Repeat each record below exactly, dropping the pictures.

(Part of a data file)
%%

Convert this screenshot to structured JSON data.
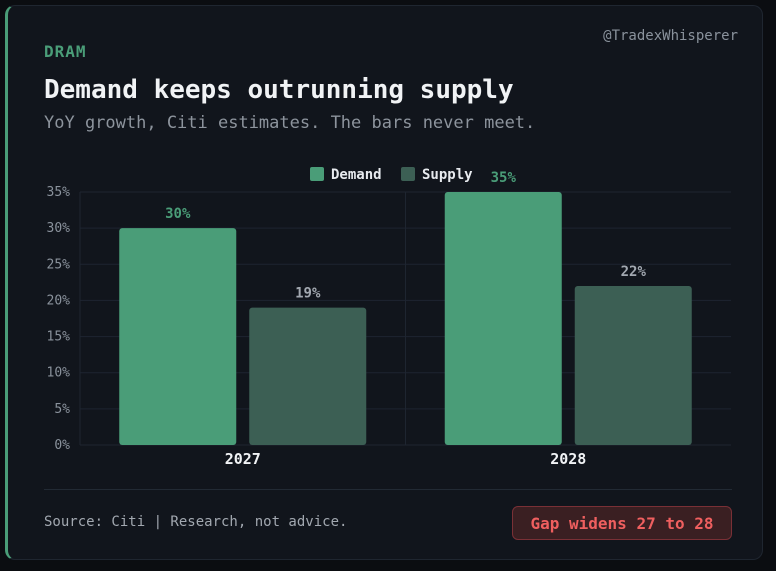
{
  "kicker": "DRAM",
  "handle": "@TradexWhisperer",
  "title": "Demand keeps outrunning supply",
  "subtitle": "YoY growth, Citi estimates. The bars never meet.",
  "footer": {
    "source": "Source: Citi | Research, not advice.",
    "callout": "Gap widens 27 to 28"
  },
  "colors": {
    "demand": "#4a9d78",
    "supply": "#3c5f54",
    "callout_text": "#ef5f5f"
  },
  "chart_data": {
    "type": "bar",
    "categories": [
      "2027",
      "2028"
    ],
    "series": [
      {
        "name": "Demand",
        "values": [
          30,
          35
        ],
        "value_labels": [
          "30%",
          "35%"
        ]
      },
      {
        "name": "Supply",
        "values": [
          19,
          22
        ],
        "value_labels": [
          "19%",
          "22%"
        ]
      }
    ],
    "ylim": [
      0,
      35
    ],
    "yticks": [
      0,
      5,
      10,
      15,
      20,
      25,
      30,
      35
    ],
    "ytick_labels": [
      "0%",
      "5%",
      "10%",
      "15%",
      "20%",
      "25%",
      "30%",
      "35%"
    ],
    "grid": true,
    "legend": "top-center"
  }
}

%%

▶ _Response for this exercise_:
Convert this screenshot to structured JSON data.
{
  "kicker": "DRAM",
  "handle": "@TradexWhisperer",
  "title": "Demand keeps outrunning supply",
  "subtitle": "YoY growth, Citi estimates. The bars never meet.",
  "footer": {
    "source": "Source: Citi | Research, not advice.",
    "callout": "Gap widens 27 to 28"
  },
  "colors": {
    "demand": "#4a9d78",
    "supply": "#3c5f54",
    "callout_text": "#ef5f5f"
  },
  "chart_data": {
    "type": "bar",
    "categories": [
      "2027",
      "2028"
    ],
    "series": [
      {
        "name": "Demand",
        "values": [
          30,
          35
        ],
        "value_labels": [
          "30%",
          "35%"
        ]
      },
      {
        "name": "Supply",
        "values": [
          19,
          22
        ],
        "value_labels": [
          "19%",
          "22%"
        ]
      }
    ],
    "ylim": [
      0,
      35
    ],
    "yticks": [
      0,
      5,
      10,
      15,
      20,
      25,
      30,
      35
    ],
    "ytick_labels": [
      "0%",
      "5%",
      "10%",
      "15%",
      "20%",
      "25%",
      "30%",
      "35%"
    ],
    "grid": true,
    "legend": "top-center"
  }
}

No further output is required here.